If its the original head my bet is on it being cracked.

Sent from my GT-I9300 using AULRO mobile app

No history at all , I rescued this from a yard where it had been lying for some years . Two core plugs were missing from the block and one from the side of the head , there might be a clue there . With the plugs replaced the engine started easily and drove very well on the 4 miles home , although the temp gauge was starting to climb by the time I got there . What surprised me today was the way the engine could warm up but the heat didn't travel into any of the hoses . Failing any other solution , I'll have a sniff test done .

BathurstTom
23rd January 2016, 10:51 AM
As far as I know, if the block/head are warming up and the water is topped up, the only way the hoses can still be cold is either a defective thermostat or pump.

Tom.

P.S you said you disconnected the fan - you didn't take the belt off did you?

Tom.

dogdog1
23rd January 2016, 08:00 PM
As far as I know, if the block/head are warming up and the water is topped up, the only way the hoses can still be cold is either a defective thermostat or pump.

Tom.

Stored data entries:

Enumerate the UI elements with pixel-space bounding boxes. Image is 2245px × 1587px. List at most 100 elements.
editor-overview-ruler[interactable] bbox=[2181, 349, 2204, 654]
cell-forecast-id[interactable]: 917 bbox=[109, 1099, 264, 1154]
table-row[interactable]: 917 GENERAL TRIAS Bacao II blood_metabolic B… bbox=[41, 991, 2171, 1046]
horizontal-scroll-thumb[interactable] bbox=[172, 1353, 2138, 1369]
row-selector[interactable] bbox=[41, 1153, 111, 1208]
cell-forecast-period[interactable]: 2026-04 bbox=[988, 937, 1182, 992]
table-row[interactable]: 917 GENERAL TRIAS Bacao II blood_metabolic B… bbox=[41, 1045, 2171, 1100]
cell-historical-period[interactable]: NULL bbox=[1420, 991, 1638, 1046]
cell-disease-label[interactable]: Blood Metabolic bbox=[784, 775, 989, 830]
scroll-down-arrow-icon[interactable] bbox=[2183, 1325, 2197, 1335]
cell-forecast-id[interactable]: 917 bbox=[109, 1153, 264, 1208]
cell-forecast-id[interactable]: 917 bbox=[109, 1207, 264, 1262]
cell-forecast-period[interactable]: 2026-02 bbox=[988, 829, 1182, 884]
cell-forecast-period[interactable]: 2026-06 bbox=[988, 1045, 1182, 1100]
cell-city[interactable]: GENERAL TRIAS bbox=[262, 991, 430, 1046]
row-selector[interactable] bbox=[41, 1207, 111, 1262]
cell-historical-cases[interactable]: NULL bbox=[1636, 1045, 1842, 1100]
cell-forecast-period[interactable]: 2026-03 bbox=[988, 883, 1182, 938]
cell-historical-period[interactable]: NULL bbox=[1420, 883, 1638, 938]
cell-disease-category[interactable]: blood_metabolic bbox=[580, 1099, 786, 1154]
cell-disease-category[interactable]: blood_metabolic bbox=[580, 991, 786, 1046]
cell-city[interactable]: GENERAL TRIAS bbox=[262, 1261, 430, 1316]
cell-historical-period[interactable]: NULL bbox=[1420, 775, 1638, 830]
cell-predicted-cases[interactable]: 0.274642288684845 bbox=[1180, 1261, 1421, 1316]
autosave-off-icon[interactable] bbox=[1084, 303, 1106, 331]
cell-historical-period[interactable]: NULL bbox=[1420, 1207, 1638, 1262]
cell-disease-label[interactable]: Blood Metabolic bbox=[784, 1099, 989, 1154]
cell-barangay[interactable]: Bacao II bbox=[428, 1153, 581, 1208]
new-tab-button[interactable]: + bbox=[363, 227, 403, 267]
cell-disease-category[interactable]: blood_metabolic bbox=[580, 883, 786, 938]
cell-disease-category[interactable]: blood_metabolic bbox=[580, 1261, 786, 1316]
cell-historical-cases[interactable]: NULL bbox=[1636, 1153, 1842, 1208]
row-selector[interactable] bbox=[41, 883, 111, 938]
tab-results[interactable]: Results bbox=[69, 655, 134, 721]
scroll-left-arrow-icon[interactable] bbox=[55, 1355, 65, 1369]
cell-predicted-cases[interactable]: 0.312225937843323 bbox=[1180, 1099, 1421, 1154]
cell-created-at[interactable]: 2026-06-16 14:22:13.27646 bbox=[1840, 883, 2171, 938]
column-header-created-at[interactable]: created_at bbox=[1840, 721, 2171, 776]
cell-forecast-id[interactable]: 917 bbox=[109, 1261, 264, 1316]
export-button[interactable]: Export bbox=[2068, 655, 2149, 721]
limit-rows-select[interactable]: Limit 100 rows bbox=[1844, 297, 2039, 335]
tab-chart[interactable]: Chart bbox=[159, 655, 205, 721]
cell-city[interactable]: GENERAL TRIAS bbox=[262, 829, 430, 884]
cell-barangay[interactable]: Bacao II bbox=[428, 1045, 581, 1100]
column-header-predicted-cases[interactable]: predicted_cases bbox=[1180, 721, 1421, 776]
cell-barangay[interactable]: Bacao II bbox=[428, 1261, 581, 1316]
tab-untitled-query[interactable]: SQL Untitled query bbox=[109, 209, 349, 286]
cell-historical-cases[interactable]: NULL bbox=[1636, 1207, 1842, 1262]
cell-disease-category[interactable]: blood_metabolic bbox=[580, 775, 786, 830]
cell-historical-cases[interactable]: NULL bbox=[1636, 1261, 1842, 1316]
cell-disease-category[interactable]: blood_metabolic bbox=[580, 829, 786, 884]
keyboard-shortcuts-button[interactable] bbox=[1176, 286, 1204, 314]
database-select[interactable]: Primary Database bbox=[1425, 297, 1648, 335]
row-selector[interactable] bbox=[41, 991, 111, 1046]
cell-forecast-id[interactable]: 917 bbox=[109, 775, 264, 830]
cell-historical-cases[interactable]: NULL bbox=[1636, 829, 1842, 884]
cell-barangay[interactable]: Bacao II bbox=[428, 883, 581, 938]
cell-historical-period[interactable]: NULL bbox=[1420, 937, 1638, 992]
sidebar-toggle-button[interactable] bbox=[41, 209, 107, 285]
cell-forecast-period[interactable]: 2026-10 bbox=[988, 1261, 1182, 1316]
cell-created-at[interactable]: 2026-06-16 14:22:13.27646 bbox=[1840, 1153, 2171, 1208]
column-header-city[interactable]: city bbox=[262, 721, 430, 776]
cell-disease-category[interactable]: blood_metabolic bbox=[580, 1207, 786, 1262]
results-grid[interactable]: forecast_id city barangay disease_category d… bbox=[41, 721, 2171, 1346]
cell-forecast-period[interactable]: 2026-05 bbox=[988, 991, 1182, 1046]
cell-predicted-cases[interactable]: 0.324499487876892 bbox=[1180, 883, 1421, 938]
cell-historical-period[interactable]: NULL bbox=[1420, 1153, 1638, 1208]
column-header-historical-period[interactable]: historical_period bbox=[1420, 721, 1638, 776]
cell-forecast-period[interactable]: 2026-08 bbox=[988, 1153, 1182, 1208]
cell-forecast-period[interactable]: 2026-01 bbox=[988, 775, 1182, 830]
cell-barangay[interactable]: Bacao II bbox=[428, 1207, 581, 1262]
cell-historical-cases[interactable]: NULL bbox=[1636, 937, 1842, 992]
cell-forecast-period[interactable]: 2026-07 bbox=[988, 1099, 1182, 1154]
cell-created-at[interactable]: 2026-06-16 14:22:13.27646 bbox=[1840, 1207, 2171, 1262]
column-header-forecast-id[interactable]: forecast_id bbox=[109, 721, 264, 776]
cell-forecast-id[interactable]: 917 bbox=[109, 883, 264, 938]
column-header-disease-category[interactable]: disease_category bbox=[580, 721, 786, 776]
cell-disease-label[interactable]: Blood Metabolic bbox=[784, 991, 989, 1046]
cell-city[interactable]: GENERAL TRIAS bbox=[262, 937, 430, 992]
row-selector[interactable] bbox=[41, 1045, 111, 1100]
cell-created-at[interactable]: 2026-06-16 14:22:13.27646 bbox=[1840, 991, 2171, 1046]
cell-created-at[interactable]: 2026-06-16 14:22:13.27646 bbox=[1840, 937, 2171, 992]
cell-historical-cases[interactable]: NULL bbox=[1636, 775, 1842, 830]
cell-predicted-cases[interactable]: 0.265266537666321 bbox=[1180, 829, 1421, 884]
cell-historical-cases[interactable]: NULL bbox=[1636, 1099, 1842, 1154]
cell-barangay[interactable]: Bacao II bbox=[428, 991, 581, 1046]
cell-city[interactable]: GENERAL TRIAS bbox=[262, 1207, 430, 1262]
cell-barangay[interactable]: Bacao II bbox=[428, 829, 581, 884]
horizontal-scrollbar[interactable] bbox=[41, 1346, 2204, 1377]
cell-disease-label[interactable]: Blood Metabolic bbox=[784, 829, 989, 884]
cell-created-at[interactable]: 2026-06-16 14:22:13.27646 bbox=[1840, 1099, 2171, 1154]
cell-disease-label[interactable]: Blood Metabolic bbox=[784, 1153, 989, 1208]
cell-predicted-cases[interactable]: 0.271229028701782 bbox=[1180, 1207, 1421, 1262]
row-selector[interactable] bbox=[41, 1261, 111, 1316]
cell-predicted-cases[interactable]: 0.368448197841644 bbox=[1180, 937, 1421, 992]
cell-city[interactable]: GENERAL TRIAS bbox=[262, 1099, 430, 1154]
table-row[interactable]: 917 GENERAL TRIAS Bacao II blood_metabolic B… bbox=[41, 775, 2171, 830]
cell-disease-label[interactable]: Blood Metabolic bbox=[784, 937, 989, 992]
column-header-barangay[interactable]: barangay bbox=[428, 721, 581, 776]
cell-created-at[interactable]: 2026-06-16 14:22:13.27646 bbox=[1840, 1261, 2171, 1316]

Tasks to carry out ->
**1.** In the forum thread, how many core plugs were missing from the block?
**2.** Reproduce the forum thread word for word between "Sent from my" and "off did you?", inclusive.
**3.** Please continue the forum thread from where it stops.
The lines above have no part in this work.

Numbered responses ->
**1.** Two core plugs were missing from the block.

**2.**
Sent from my GT-I9300 using AULRO mobile app

No history at all , I rescued this from a yard where it had been lying for some years . Two core plugs were missing from the block and one from the side of the head , there might be a clue there . With the plugs replaced the engine started easily and drove very well on the 4 miles home , although the temp gauge was starting to climb by the time I got there . What surprised me today was the way the engine could warm up but the heat didn't travel into any of the hoses . Failing any other solution , I'll have a sniff test done .

BathurstTom
23rd January 2016, 10:51 AM
As far as I know, if the block/head are warming up and the water is topped up, the only way the hoses can still be cold is either a defective thermostat or pump.

Tom.

P.S you said you disconnected the fan - you didn't take the belt off did you?

**3.**
P.S you said you disconnected the fan - you didn't take the belt off did you?

Tom.

No , didn't take the belt off , just the fan ! Just wondering though , if the pump isn't working how is the coolant getting from the engine and rad to the header tank ? Remember it it will start to do this near enough straight away .

BathurstTom
23rd January 2016, 09:05 PM
Did the motor get hot enough for the thermostat to open? it has to get to 88 degrees (I think) for a standard thermostat.


Tom.

dogdog1
23rd January 2016, 11:57 PM
Did the motor get hot enough for the thermostat to open? it has to get to 88 degrees (I think) for a standard thermostat.


Tom.

I let it run til gauge went just a shade past half way . Don't know exact temp though . New thermo is in correctly . It's behaving exactly as it did when I drove it home with the old hoses thermo and rad .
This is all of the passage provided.